▸ Input for this task
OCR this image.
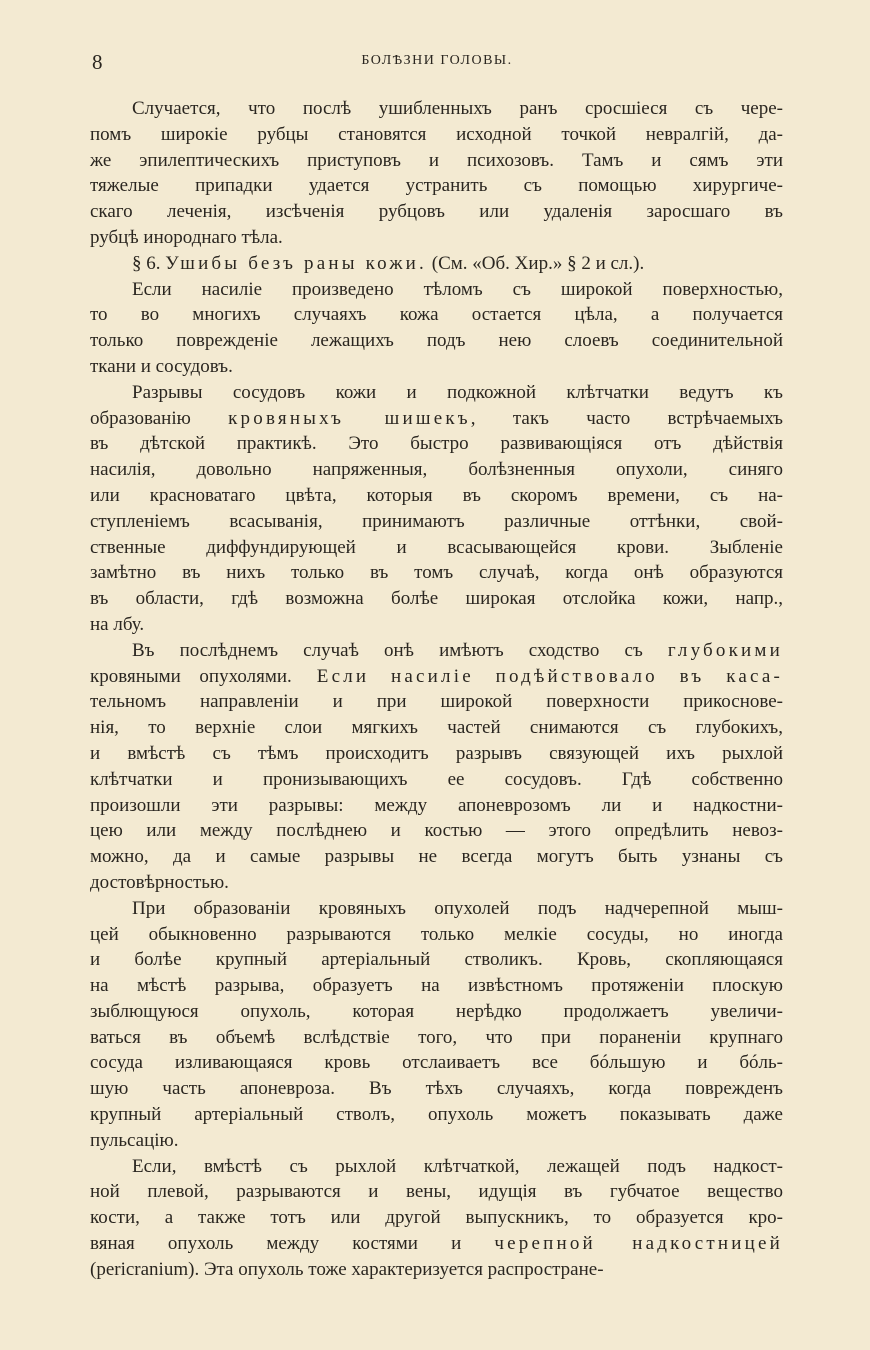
8	БОЛѢЗНИ ГОЛОВЫ.
Случается, что послѣ ушибленныхъ ранъ сросшіеся съ чере-
помъ широкіе рубцы становятся исходной точкой невралгій, да-
же эпилептическихъ приступовъ и психозовъ. Тамъ и сямъ эти
тяжелые припадки удается устранить съ помощью хирургиче-
скаго леченія, изсѣченія рубцовъ или удаленія заросшаго въ
рубцѣ инороднаго тѣла.
§ 6. Ушибы безъ раны кожи. (См. «Об. Хир.» § 2 и сл.).
Если насиліе произведено тѣломъ съ широкой поверхностью,
то во многихъ случаяхъ кожа остается цѣла, а получается
только поврежденіе лежащихъ подъ нею слоевъ соединительной
ткани и сосудовъ.
Разрывы сосудовъ кожи и подкожной клѣтчатки ведутъ къ
образованію кровяныхъ шишекъ, такъ часто встрѣчаемыхъ
въ дѣтской практикѣ. Это быстро развивающіяся отъ дѣйствія
насилія, довольно напряженныя, болѣзненныя опухоли, синяго
или красноватаго цвѣта, которыя въ скоромъ времени, съ на-
ступленіемъ всасыванія, принимаютъ различные оттѣнки, свой-
ственные диффундирующей и всасывающейся крови. Зыбленіе
замѣтно въ нихъ только въ томъ случаѣ, когда онѣ образуются
въ области, гдѣ возможна болѣе широкая отслойка кожи, напр.,
на лбу.
Въ послѣднемъ случаѣ онѣ имѣютъ сходство съ глубокими
кровяными опухолями. Если насиліе подѣйствовало въ каса-
тельномъ направленіи и при широкой поверхности прикоснове-
нія, то верхніе слои мягкихъ частей снимаются съ глубокихъ,
и вмѣстѣ съ тѣмъ происходитъ разрывъ связующей ихъ рыхлой
клѣтчатки и пронизывающихъ ее сосудовъ. Гдѣ собственно
произошли эти разрывы: между апоневрозомъ ли и надкостни-
цею или между послѣднею и костью — этого опредѣлить невоз-
можно, да и самые разрывы не всегда могутъ быть узнаны съ
достовѣрностью.
При образованіи кровяныхъ опухолей подъ надчерепной мыш-
цей обыкновенно разрываются только мелкіе сосуды, но иногда
и болѣе крупный артеріальный стволикъ. Кровь, скопляющаяся
на мѣстѣ разрыва, образуетъ на извѣстномъ протяженіи плоскую
зыблющуюся опухоль, которая нерѣдко продолжаетъ увеличи-
ваться въ объемѣ вслѣдствіе того, что при пораненіи крупнаго
сосуда изливающаяся кровь отслаиваетъ все бóльшую и бóль-
шую часть апоневроза. Въ тѣхъ случаяхъ, когда поврежденъ
крупный артеріальный стволъ, опухоль можетъ показывать даже
пульсацію.
Если, вмѣстѣ съ рыхлой клѣтчаткой, лежащей подъ надкост-
ной плевой, разрываются и вены, идущія въ губчатое вещество
кости, а также тотъ или другой выпускникъ, то образуется кро-
вяная опухоль между костями и черепной надкостницей
(pericranium). Эта опухоль тоже характеризуется распростране-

▸ What the exercise asks
Without the pictures, copy the material exactly as given.

▸ Worked answer
OCR this image.
8	БОЛѢЗНИ ГОЛОВЫ.
Случается, что послѣ ушибленныхъ ранъ сросшіеся съ чере-
помъ широкіе рубцы становятся исходной точкой невралгій, да-
же эпилептическихъ приступовъ и психозовъ. Тамъ и сямъ эти
тяжелые припадки удается устранить съ помощью хирургиче-
скаго леченія, изсѣченія рубцовъ или удаленія заросшаго въ
рубцѣ инороднаго тѣла.
§ 6. Ушибы безъ раны кожи. (См. «Об. Хир.» § 2 и сл.).
Если насиліе произведено тѣломъ съ широкой поверхностью,
то во многихъ случаяхъ кожа остается цѣла, а получается
только поврежденіе лежащихъ подъ нею слоевъ соединительной
ткани и сосудовъ.
Разрывы сосудовъ кожи и подкожной клѣтчатки ведутъ къ
образованію кровяныхъ шишекъ, такъ часто встрѣчаемыхъ
въ дѣтской практикѣ. Это быстро развивающіяся отъ дѣйствія
насилія, довольно напряженныя, болѣзненныя опухоли, синяго
или красноватаго цвѣта, которыя въ скоромъ времени, съ на-
ступленіемъ всасыванія, принимаютъ различные оттѣнки, свой-
ственные диффундирующей и всасывающейся крови. Зыбленіе
замѣтно въ нихъ только въ томъ случаѣ, когда онѣ образуются
въ области, гдѣ возможна болѣе широкая отслойка кожи, напр.,
на лбу.
Въ послѣднемъ случаѣ онѣ имѣютъ сходство съ глубокими
кровяными опухолями. Если насиліе подѣйствовало въ каса-
тельномъ направленіи и при широкой поверхности прикоснове-
нія, то верхніе слои мягкихъ частей снимаются съ глубокихъ,
и вмѣстѣ съ тѣмъ происходитъ разрывъ связующей ихъ рыхлой
клѣтчатки и пронизывающихъ ее сосудовъ. Гдѣ собственно
произошли эти разрывы: между апоневрозомъ ли и надкостни-
цею или между послѣднею и костью — этого опредѣлить невоз-
можно, да и самые разрывы не всегда могутъ быть узнаны съ
достовѣрностью.
При образованіи кровяныхъ опухолей подъ надчерепной мыш-
цей обыкновенно разрываются только мелкіе сосуды, но иногда
и болѣе крупный артеріальный стволикъ. Кровь, скопляющаяся
на мѣстѣ разрыва, образуетъ на извѣстномъ протяженіи плоскую
зыблющуюся опухоль, которая нерѣдко продолжаетъ увеличи-
ваться въ объемѣ вслѣдствіе того, что при пораненіи крупнаго
сосуда изливающаяся кровь отслаиваетъ все бóльшую и бóль-
шую часть апоневроза. Въ тѣхъ случаяхъ, когда поврежденъ
крупный артеріальный стволъ, опухоль можетъ показывать даже
пульсацію.
Если, вмѣстѣ съ рыхлой клѣтчаткой, лежащей подъ надкост-
ной плевой, разрываются и вены, идущія въ губчатое вещество
кости, а также тотъ или другой выпускникъ, то образуется кро-
вяная опухоль между костями и черепной надкостницей
(pericranium). Эта опухоль тоже характеризуется распростране-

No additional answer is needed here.